DATASET CONTENT ->
— Begin —

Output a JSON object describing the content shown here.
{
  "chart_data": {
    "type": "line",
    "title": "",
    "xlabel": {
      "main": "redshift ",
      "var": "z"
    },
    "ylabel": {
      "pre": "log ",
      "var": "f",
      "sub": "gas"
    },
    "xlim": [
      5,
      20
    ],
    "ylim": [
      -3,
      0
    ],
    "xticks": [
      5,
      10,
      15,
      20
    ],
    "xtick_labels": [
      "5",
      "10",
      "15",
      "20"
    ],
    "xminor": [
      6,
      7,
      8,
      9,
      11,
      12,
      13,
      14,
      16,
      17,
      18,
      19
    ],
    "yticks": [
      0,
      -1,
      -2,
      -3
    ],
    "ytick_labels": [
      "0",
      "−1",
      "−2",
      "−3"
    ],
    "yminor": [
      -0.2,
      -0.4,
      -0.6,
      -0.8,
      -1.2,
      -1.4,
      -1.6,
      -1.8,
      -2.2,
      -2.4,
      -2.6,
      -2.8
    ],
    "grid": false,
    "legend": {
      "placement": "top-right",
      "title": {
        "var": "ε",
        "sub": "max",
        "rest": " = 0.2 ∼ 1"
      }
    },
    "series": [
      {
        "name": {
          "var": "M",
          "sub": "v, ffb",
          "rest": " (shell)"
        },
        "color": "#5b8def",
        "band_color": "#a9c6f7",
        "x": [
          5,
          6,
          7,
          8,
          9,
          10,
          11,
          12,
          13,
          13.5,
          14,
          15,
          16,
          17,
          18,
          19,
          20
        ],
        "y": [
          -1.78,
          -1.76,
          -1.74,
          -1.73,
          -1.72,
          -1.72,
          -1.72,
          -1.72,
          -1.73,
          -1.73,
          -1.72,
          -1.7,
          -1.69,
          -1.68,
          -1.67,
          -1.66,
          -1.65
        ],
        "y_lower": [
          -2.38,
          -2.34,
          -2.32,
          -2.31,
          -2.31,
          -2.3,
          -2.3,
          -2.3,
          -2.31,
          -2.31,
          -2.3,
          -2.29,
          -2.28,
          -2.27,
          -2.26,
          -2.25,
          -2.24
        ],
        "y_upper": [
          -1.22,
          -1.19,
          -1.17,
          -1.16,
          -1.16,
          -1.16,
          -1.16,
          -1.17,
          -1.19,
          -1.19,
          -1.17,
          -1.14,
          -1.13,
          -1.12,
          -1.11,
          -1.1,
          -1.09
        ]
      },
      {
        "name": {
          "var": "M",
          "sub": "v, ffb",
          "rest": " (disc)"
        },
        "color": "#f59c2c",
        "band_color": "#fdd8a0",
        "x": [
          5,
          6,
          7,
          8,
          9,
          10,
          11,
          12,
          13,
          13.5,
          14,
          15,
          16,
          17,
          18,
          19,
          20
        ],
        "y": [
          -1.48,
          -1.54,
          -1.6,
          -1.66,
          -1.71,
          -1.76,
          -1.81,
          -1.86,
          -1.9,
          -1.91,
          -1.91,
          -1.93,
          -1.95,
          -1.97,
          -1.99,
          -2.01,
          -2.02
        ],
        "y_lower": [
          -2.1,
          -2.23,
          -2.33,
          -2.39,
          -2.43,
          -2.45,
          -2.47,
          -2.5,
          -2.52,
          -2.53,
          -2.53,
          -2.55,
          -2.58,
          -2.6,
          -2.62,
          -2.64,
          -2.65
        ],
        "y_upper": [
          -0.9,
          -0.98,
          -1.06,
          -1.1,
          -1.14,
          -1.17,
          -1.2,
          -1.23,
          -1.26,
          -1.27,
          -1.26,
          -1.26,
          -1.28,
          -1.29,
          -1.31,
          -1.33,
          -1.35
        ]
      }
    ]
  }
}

— End —

Copy out all of the records shown above exactly.

OUTPUT OF THE TASK ->
Output a JSON object describing the content shown here.
{
  "chart_data": {
    "type": "line",
    "title": "",
    "xlabel": {
      "main": "redshift ",
      "var": "z"
    },
    "ylabel": {
      "pre": "log ",
      "var": "f",
      "sub": "gas"
    },
    "xlim": [
      5,
      20
    ],
    "ylim": [
      -3,
      0
    ],
    "xticks": [
      5,
      10,
      15,
      20
    ],
    "xtick_labels": [
      "5",
      "10",
      "15",
      "20"
    ],
    "xminor": [
      6,
      7,
      8,
      9,
      11,
      12,
      13,
      14,
      16,
      17,
      18,
      19
    ],
    "yticks": [
      0,
      -1,
      -2,
      -3
    ],
    "ytick_labels": [
      "0",
      "−1",
      "−2",
      "−3"
    ],
    "yminor": [
      -0.2,
      -0.4,
      -0.6,
      -0.8,
      -1.2,
      -1.4,
      -1.6,
      -1.8,
      -2.2,
      -2.4,
      -2.6,
      -2.8
    ],
    "grid": false,
    "legend": {
      "placement": "top-right",
      "title": {
        "var": "ε",
        "sub": "max",
        "rest": " = 0.2 ∼ 1"
      }
    },
    "series": [
      {
        "name": {
          "var": "M",
          "sub": "v, ffb",
          "rest": " (shell)"
        },
        "color": "#5b8def",
        "band_color": "#a9c6f7",
        "x": [
          5,
          6,
          7,
          8,
          9,
          10,
          11,
          12,
          13,
          13.5,
          14,
          15,
          16,
          17,
          18,
          19,
          20
        ],
        "y": [
          -1.78,
          -1.76,
          -1.74,
          -1.73,
          -1.72,
          -1.72,
          -1.72,
          -1.72,
          -1.73,
          -1.73,
          -1.72,
          -1.7,
          -1.69,
          -1.68,
          -1.67,
          -1.66,
          -1.65
        ],
        "y_lower": [
          -2.38,
          -2.34,
          -2.32,
          -2.31,
          -2.31,
          -2.3,
          -2.3,
          -2.3,
          -2.31,
          -2.31,
          -2.3,
          -2.29,
          -2.28,
          -2.27,
          -2.26,
          -2.25,
          -2.24
        ],
        "y_upper": [
          -1.22,
          -1.19,
          -1.17,
          -1.16,
          -1.16,
          -1.16,
          -1.16,
          -1.17,
          -1.19,
          -1.19,
          -1.17,
          -1.14,
          -1.13,
          -1.12,
          -1.11,
          -1.1,
          -1.09
        ]
      },
      {
        "name": {
          "var": "M",
          "sub": "v, ffb",
          "rest": " (disc)"
        },
        "color": "#f59c2c",
        "band_color": "#fdd8a0",
        "x": [
          5,
          6,
          7,
          8,
          9,
          10,
          11,
          12,
          13,
          13.5,
          14,
          15,
          16,
          17,
          18,
          19,
          20
        ],
        "y": [
          -1.48,
          -1.54,
          -1.6,
          -1.66,
          -1.71,
          -1.76,
          -1.81,
          -1.86,
          -1.9,
          -1.91,
          -1.91,
          -1.93,
          -1.95,
          -1.97,
          -1.99,
          -2.01,
          -2.02
        ],
        "y_lower": [
          -2.1,
          -2.23,
          -2.33,
          -2.39,
          -2.43,
          -2.45,
          -2.47,
          -2.5,
          -2.52,
          -2.53,
          -2.53,
          -2.55,
          -2.58,
          -2.6,
          -2.62,
          -2.64,
          -2.65
        ],
        "y_upper": [
          -0.9,
          -0.98,
          -1.06,
          -1.1,
          -1.14,
          -1.17,
          -1.2,
          -1.23,
          -1.26,
          -1.27,
          -1.26,
          -1.26,
          -1.28,
          -1.29,
          -1.31,
          -1.33,
          -1.35
        ]
      }
    ]
  }
}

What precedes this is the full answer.